Without the pictures, reproduce the records that follow exactly.

Exercise materials
=======

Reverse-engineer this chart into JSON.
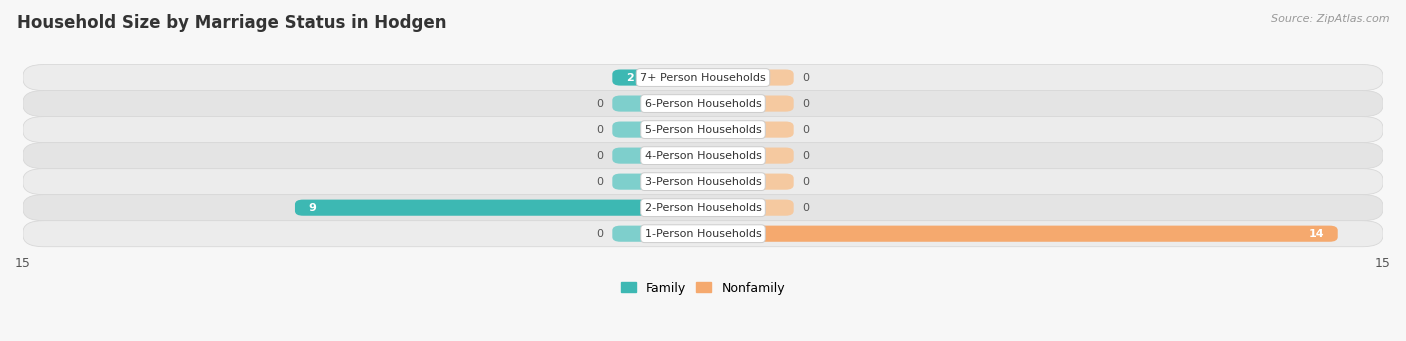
{
  "title": "Household Size by Marriage Status in Hodgen",
  "source": "Source: ZipAtlas.com",
  "categories": [
    "7+ Person Households",
    "6-Person Households",
    "5-Person Households",
    "4-Person Households",
    "3-Person Households",
    "2-Person Households",
    "1-Person Households"
  ],
  "family_values": [
    2,
    0,
    0,
    0,
    0,
    9,
    0
  ],
  "nonfamily_values": [
    0,
    0,
    0,
    0,
    0,
    0,
    14
  ],
  "family_color": "#3db8b3",
  "nonfamily_color": "#f5a96e",
  "stub_family_color": "#7ecfcc",
  "stub_nonfamily_color": "#f5c9a0",
  "row_bg_color_odd": "#f0f0f0",
  "row_bg_color_even": "#e8e8e8",
  "background_color": "#f7f7f7",
  "xlim_left": -15,
  "xlim_right": 15,
  "stub_size": 2.0,
  "bar_height": 0.62,
  "title_fontsize": 12,
  "source_fontsize": 8,
  "label_fontsize": 8,
  "value_fontsize": 8
}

=======

Answer to the task
Reverse-engineer this chart into JSON.
{
  "title": "Household Size by Marriage Status in Hodgen",
  "source": "Source: ZipAtlas.com",
  "categories": [
    "7+ Person Households",
    "6-Person Households",
    "5-Person Households",
    "4-Person Households",
    "3-Person Households",
    "2-Person Households",
    "1-Person Households"
  ],
  "family_values": [
    2,
    0,
    0,
    0,
    0,
    9,
    0
  ],
  "nonfamily_values": [
    0,
    0,
    0,
    0,
    0,
    0,
    14
  ],
  "family_color": "#3db8b3",
  "nonfamily_color": "#f5a96e",
  "stub_family_color": "#7ecfcc",
  "stub_nonfamily_color": "#f5c9a0",
  "row_bg_color_odd": "#f0f0f0",
  "row_bg_color_even": "#e8e8e8",
  "background_color": "#f7f7f7",
  "xlim_left": -15,
  "xlim_right": 15,
  "stub_size": 2.0,
  "bar_height": 0.62,
  "title_fontsize": 12,
  "source_fontsize": 8,
  "label_fontsize": 8,
  "value_fontsize": 8
}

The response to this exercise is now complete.